- Work instructions: From the editorial on Virginia, list every place the writer gives as an example of what "village" still means to Virginians.
BEGIN Extract to read
ROANOKE TIMES

                         Roanoke Times
                 Copyright (c) 1995, Landmark Communications, Inc.

DATE: TUESDAY, November 21, 1995                   TAG: 9511220002
SECTION: EDITORIAL                    PAGE: A-9   EDITION: METRO 
SOURCE: MARSHALL FISHWICK
DATELINE:                                 LENGTH: Long


IN LOVE WITH VIRGINIA WAYS

I AM IN LOVE with Virginia. My native state is "her," not "it," to me. I leave, but always come back because it is home. I get lonesome for the blue mountains, the softness, the willingness of people to stop and talk. The land here is good and generous. I have walked on it, dug it, owned it.

We have a lifestyle and a code. Outsiders say it is not the noblest or wisest - that it is out of date. Yet we still keep it, because it is ours, forged over almost four centuries. We want to retain the good points and discard the bad; we can't do more, and we would not do less.

Perhaps our old (and now banned) state song was a bit sentimental when it claimed Virginia's birds "warbled sweet in the springtime." But I have heard them warble - and it seemed sweet.

I find myself, here at the very end of the 20th century, responding warmly to this comment by the University of Virginia President Edwin A. Alderman almost 80 years ago: "We Virginians are sometimes laughed at for our sensitiveness to local things and our pride of state. Let us not be laughed out of this sentiment."

Many Virginians still feel this way, as we speed down the postmodern Information Highway towards the millennium and the 21st century. We hear talk of the Global Village: but "village" for us still means places like Ferrum, Floyd, Fincastle, Natural Bridge, Ivanhoe, Scrabbletown and Rural Retreat.

Call this sense of place. Let me (like Shakespeare before me) "give to airy nothing a local habitation and a name." I believe in localism, which, like the fabled cat, seems to have many lives. The more that local customs, friends and memories fade, the more valuable they seem.

That's why we like local holidays, family reunions and climbing in family trees. Genealogy is our obsession. Localism and love of place will flourish as long as human beings are affected primarily by what they see, hear, touch and complain about.

The world "out there" may be virtual or electronic - but most people still like to have eye contact. and to press flesh. My father always said the way to make a contract or agreement was to shake the other person's hand. He never needed lawyers or witnesses or computers - and he never failed to keep his word. Yes, he lived in another world. Too bad we have lost it.

Let me mention some local events or places that bolster my case and my hopes. People in Ferrum recently staged the Blue Ridge Folklife Festival. Orville Hicks, a big bearded man in overalls who makes his living telling stories, captivated a large audience with a Jack tale. Jack is a poor mountain boy who is somewhat of a trickster. This particular story centered on Soldier Jack, who came home after 30 years in the wars to play poker with the devil - and won.
END Extract to read
BEGIN Record excerpts
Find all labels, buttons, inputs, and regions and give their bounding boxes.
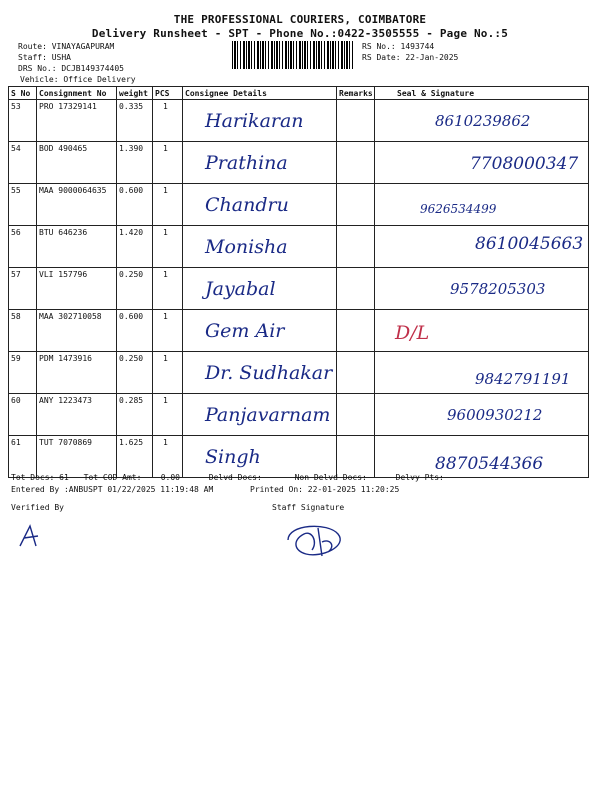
- verified-signature: [14, 520, 54, 552]
- table-row: [9, 352, 589, 394]
- consignee-cell: [183, 268, 337, 310]
- consignee-handwriting: Monisha: [205, 236, 288, 258]
- signature-handwriting: 9578205303: [450, 280, 546, 298]
- remarks-cell: [337, 100, 375, 142]
- consignment-cell: VLI 157796: [37, 268, 117, 310]
- col-pcs: PCS: [153, 87, 183, 100]
- remarks-cell: [337, 310, 375, 352]
- runsheet-title: Delivery Runsheet - SPT - Phone No.:0422-3505555 - Page No.:5: [91, 27, 509, 40]
- remarks-cell: [337, 352, 375, 394]
- signature-handwriting: D/L: [395, 322, 430, 344]
- weight-cell: 1.420: [117, 226, 153, 268]
- signature-cell: [375, 436, 589, 478]
- consignment-cell: MAA 9000064635: [37, 184, 117, 226]
- table-header: [9, 87, 589, 100]
- consignee-cell: [183, 100, 337, 142]
- staff-signature: [278, 516, 358, 562]
- table-row: [9, 226, 589, 268]
- col-sno: S No: [9, 87, 37, 100]
- consignment-cell: BTU 646236: [37, 226, 117, 268]
- sno-cell: 61: [9, 436, 37, 478]
- consignment-cell: ANY 1223473: [37, 394, 117, 436]
- remarks-cell: [337, 142, 375, 184]
- remarks-cell: [337, 268, 375, 310]
- signature-cell: [375, 100, 589, 142]
- remarks-cell: [337, 394, 375, 436]
- consignee-cell: [183, 436, 337, 478]
- sno-cell: 55: [9, 184, 37, 226]
- consignee-handwriting: Prathina: [205, 152, 288, 174]
- pcs-cell: 1: [153, 352, 183, 394]
- barcode: [232, 41, 354, 69]
- signature-cell: [375, 394, 589, 436]
- pcs-cell: 1: [153, 226, 183, 268]
- sno-cell: 54: [9, 142, 37, 184]
- col-signature: Seal & Signature: [375, 87, 589, 100]
- company-title: THE PROFESSIONAL COURIERS, COIMBATORE: [173, 13, 427, 26]
- consignee-cell: [183, 184, 337, 226]
- table-row: [9, 184, 589, 226]
- vehicle-label: Vehicle: Office Delivery: [20, 75, 136, 84]
- signature-handwriting: 9842791191: [475, 370, 571, 388]
- weight-cell: 1.625: [117, 436, 153, 478]
- pcs-cell: 1: [153, 394, 183, 436]
- weight-cell: 0.600: [117, 310, 153, 352]
- table-row: [9, 268, 589, 310]
- table-row: [9, 100, 589, 142]
- staff-signature-label: Staff Signature: [272, 503, 345, 512]
- printed-on: Printed On: 22-01-2025 11:20:25: [250, 485, 400, 494]
- sno-cell: 58: [9, 310, 37, 352]
- signature-handwriting: 7708000347: [470, 154, 579, 174]
- signature-handwriting: 9626534499: [420, 202, 497, 216]
- consignee-handwriting: Harikaran: [205, 110, 304, 132]
- signature-handwriting: 8870544366: [435, 454, 544, 474]
- non-delvd-docs: Non Delvd Docs:: [294, 473, 367, 482]
- signature-cell: [375, 268, 589, 310]
- table-row: [9, 436, 589, 478]
- pcs-cell: 1: [153, 184, 183, 226]
- consignee-handwriting: Singh: [205, 446, 261, 468]
- sno-cell: 60: [9, 394, 37, 436]
- drs-label: DRS No.: DCJB149374405: [18, 64, 124, 73]
- signature-cell: [375, 184, 589, 226]
- remarks-cell: [337, 226, 375, 268]
- meta-right: [362, 41, 458, 63]
- signature-cell: [375, 142, 589, 184]
- sno-cell: 57: [9, 268, 37, 310]
- meta-left: [18, 41, 136, 85]
- staff-label: Staff: USHA: [18, 53, 71, 62]
- consignment-cell: PRO 17329141: [37, 100, 117, 142]
- consignee-cell: [183, 310, 337, 352]
- consignee-cell: [183, 394, 337, 436]
- consignee-cell: [183, 352, 337, 394]
- delvd-docs: Delvd Docs:: [208, 473, 262, 482]
- route-label: Route: VINAYAGAPURAM: [18, 42, 115, 51]
- remarks-cell: [337, 436, 375, 478]
- col-remarks: Remarks: [337, 87, 375, 100]
- table-row: [9, 310, 589, 352]
- pcs-cell: 1: [153, 142, 183, 184]
- pcs-cell: 1: [153, 100, 183, 142]
- weight-cell: 0.250: [117, 268, 153, 310]
- pcs-cell: 1: [153, 268, 183, 310]
- table-row: [9, 142, 589, 184]
- signature-cell: [375, 226, 589, 268]
- pcs-cell: 1: [153, 436, 183, 478]
- col-weight: weight: [117, 87, 153, 100]
- entered-by: Entered By :ANBUSPT 01/22/2025 11:19:48 AM: [11, 485, 214, 494]
- sno-cell: 59: [9, 352, 37, 394]
- runsheet-table: [8, 86, 589, 478]
- consignment-cell: PDM 1473916: [37, 352, 117, 394]
- consignment-cell: TUT 7070869: [37, 436, 117, 478]
- weight-cell: 1.390: [117, 142, 153, 184]
- signature-cell: [375, 310, 589, 352]
- signature-handwriting: 8610045663: [475, 234, 584, 254]
- consignee-handwriting: Chandru: [205, 194, 289, 216]
- tot-docs: Tot Docs: 61: [11, 473, 69, 482]
- col-consignee: Consignee Details: [183, 87, 337, 100]
- sno-cell: 56: [9, 226, 37, 268]
- tot-cod: Tot COD Amt: 0.00: [83, 473, 180, 482]
- consignment-cell: BOD 490465: [37, 142, 117, 184]
- col-consignment: Consignment No: [37, 87, 117, 100]
- pcs-cell: 1: [153, 310, 183, 352]
- totals-line: [11, 473, 591, 482]
- weight-cell: 0.600: [117, 184, 153, 226]
- consignee-cell: [183, 142, 337, 184]
- consignee-handwriting: Gem Air: [205, 320, 285, 342]
- rs-number: RS No.: 1493744: [362, 42, 435, 51]
- consignee-handwriting: Jayabal: [205, 278, 276, 300]
- consignee-cell: [183, 226, 337, 268]
- delvy-pts: Delvy Pts:: [395, 473, 444, 482]
- signature-cell: [375, 352, 589, 394]
- consignee-handwriting: Panjavarnam: [205, 404, 331, 426]
- signature-handwriting: 8610239862: [435, 112, 531, 130]
- remarks-cell: [337, 184, 375, 226]
- weight-cell: 0.335: [117, 100, 153, 142]
- table-row: [9, 394, 589, 436]
- signature-handwriting: 9600930212: [447, 406, 543, 424]
- consignment-cell: MAA 302710058: [37, 310, 117, 352]
- weight-cell: 0.285: [117, 394, 153, 436]
- consignee-handwriting: Dr. Sudhakar: [205, 362, 333, 384]
- sno-cell: 53: [9, 100, 37, 142]
- rs-date: RS Date: 22-Jan-2025: [362, 53, 459, 62]
- verified-by-label: Verified By: [11, 503, 64, 512]
- weight-cell: 0.250: [117, 352, 153, 394]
END Record excerpts
- In response: Ferrum, Floyd, Fincastle, Natural Bridge, Ivanhoe, Scrabbletown, Rural Retreat